WHAT IS EXPECTED:
Please output every line of the material as it stands, without the pictures.

PROVIDED RECORDS:

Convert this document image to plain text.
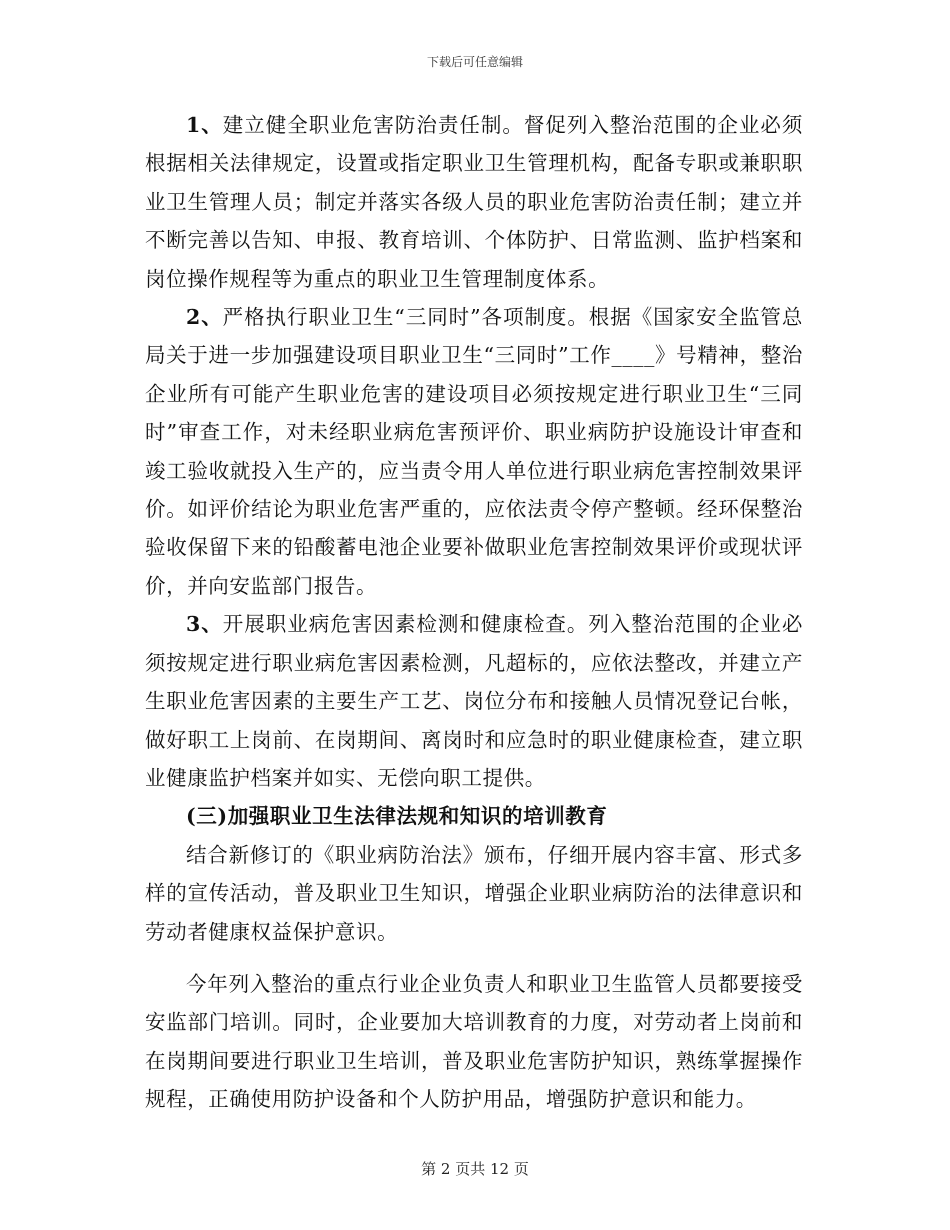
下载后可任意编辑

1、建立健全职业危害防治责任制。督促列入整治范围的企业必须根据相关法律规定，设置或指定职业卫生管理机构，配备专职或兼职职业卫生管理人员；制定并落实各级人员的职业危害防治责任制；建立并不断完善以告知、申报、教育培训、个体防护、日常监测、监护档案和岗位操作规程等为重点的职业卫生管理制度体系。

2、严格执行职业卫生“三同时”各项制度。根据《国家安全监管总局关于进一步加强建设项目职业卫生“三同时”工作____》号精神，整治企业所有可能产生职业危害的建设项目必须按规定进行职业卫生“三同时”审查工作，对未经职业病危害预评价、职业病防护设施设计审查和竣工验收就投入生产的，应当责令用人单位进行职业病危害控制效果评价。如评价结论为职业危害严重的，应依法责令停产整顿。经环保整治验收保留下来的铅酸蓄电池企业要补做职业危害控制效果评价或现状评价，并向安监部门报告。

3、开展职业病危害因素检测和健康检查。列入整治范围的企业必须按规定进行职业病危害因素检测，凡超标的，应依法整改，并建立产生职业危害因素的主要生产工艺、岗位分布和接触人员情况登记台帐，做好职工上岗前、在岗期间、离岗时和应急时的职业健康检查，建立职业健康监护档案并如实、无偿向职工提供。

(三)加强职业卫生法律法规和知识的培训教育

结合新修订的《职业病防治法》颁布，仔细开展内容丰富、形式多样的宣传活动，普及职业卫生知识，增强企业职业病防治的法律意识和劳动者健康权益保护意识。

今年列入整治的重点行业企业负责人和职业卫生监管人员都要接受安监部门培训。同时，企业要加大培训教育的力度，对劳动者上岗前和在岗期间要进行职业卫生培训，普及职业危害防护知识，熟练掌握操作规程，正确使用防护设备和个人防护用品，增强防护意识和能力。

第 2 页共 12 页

WRITTEN SOLUTION:
Convert this document image to plain text.
下载后可任意编辑

1、建立健全职业危害防治责任制。督促列入整治范围的企业必须根据相关法律规定，设置或指定职业卫生管理机构，配备专职或兼职职业卫生管理人员；制定并落实各级人员的职业危害防治责任制；建立并不断完善以告知、申报、教育培训、个体防护、日常监测、监护档案和岗位操作规程等为重点的职业卫生管理制度体系。

2、严格执行职业卫生“三同时”各项制度。根据《国家安全监管总局关于进一步加强建设项目职业卫生“三同时”工作____》号精神，整治企业所有可能产生职业危害的建设项目必须按规定进行职业卫生“三同时”审查工作，对未经职业病危害预评价、职业病防护设施设计审查和竣工验收就投入生产的，应当责令用人单位进行职业病危害控制效果评价。如评价结论为职业危害严重的，应依法责令停产整顿。经环保整治验收保留下来的铅酸蓄电池企业要补做职业危害控制效果评价或现状评价，并向安监部门报告。

3、开展职业病危害因素检测和健康检查。列入整治范围的企业必须按规定进行职业病危害因素检测，凡超标的，应依法整改，并建立产生职业危害因素的主要生产工艺、岗位分布和接触人员情况登记台帐，做好职工上岗前、在岗期间、离岗时和应急时的职业健康检查，建立职业健康监护档案并如实、无偿向职工提供。

(三)加强职业卫生法律法规和知识的培训教育

结合新修订的《职业病防治法》颁布，仔细开展内容丰富、形式多样的宣传活动，普及职业卫生知识，增强企业职业病防治的法律意识和劳动者健康权益保护意识。

今年列入整治的重点行业企业负责人和职业卫生监管人员都要接受安监部门培训。同时，企业要加大培训教育的力度，对劳动者上岗前和在岗期间要进行职业卫生培训，普及职业危害防护知识，熟练掌握操作规程，正确使用防护设备和个人防护用品，增强防护意识和能力。

第 2 页共 12 页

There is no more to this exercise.